(Data items)
# # # #

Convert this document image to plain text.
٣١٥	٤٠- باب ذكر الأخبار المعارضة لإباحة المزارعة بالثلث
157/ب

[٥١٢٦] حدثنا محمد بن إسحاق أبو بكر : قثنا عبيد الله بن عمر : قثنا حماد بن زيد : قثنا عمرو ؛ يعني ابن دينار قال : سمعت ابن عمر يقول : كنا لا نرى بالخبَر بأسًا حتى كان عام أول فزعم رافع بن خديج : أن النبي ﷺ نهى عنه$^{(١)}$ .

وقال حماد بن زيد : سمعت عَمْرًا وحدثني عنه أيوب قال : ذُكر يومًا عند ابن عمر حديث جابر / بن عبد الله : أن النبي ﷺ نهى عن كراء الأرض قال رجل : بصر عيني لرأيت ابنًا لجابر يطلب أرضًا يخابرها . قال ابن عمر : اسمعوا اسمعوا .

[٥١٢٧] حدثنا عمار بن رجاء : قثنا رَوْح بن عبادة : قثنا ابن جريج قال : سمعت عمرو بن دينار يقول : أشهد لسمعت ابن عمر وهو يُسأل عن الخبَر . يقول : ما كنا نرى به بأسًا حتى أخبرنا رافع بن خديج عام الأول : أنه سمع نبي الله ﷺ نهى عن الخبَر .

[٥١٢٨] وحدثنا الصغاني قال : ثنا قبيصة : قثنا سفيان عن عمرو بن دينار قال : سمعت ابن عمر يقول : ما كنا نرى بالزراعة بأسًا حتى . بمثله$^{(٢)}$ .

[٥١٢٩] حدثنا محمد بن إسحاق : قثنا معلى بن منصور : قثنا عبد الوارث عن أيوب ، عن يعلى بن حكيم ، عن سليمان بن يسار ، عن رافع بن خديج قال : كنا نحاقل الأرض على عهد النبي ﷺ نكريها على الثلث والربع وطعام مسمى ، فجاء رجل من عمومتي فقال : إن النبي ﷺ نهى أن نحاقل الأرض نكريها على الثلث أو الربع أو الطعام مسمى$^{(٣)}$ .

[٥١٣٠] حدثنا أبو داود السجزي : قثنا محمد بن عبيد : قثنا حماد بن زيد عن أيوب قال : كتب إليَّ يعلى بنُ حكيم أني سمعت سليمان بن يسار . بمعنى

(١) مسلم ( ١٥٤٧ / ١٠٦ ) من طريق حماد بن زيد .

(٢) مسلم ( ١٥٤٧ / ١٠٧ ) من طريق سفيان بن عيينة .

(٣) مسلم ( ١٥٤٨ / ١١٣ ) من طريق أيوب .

# # # #

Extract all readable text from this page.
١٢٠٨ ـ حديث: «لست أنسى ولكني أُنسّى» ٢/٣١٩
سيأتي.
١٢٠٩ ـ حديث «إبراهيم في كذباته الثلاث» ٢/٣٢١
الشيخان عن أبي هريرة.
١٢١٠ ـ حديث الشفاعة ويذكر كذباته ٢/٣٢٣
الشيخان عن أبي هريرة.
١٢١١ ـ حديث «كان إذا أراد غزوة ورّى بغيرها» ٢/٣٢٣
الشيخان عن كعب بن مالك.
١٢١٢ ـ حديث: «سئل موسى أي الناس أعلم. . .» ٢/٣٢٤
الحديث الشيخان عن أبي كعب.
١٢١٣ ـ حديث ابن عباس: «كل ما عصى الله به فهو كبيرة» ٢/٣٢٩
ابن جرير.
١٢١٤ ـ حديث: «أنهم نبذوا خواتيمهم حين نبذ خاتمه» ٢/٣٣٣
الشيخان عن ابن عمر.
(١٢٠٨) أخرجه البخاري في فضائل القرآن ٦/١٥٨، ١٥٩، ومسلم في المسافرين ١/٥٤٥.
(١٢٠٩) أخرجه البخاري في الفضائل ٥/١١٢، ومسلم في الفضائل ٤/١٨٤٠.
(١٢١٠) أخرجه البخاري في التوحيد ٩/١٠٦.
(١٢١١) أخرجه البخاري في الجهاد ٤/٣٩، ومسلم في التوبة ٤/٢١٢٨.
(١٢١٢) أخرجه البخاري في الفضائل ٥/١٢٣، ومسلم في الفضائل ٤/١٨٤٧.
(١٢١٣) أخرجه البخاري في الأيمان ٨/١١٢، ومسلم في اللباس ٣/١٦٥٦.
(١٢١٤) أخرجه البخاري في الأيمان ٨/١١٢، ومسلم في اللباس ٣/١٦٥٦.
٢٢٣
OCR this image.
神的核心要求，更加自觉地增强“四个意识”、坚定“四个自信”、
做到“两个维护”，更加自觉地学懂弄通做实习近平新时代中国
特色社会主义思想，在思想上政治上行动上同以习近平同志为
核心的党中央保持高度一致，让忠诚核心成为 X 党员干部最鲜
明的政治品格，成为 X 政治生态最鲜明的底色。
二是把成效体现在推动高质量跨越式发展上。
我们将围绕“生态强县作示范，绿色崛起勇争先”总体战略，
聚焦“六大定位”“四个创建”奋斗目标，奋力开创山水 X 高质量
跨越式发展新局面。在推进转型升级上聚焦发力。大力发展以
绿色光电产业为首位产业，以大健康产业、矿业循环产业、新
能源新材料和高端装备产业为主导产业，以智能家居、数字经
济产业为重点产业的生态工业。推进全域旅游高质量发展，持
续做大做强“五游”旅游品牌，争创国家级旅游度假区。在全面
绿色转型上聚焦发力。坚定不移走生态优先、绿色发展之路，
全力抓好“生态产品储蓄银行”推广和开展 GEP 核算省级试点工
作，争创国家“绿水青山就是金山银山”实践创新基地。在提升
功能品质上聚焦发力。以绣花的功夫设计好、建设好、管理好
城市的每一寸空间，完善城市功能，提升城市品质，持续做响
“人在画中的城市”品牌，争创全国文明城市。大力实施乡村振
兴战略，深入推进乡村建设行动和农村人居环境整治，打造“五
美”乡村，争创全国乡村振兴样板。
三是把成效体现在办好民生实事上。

# # # #

Task brief
From the entries, copy out each line containing the word "كذباته".

Response to the exercise
١٢٠٩ ـ حديث «إبراهيم في كذباته الثلاث» ٢/٣٢١
١٢١٠ ـ حديث الشفاعة ويذكر كذباته ٢/٣٢٣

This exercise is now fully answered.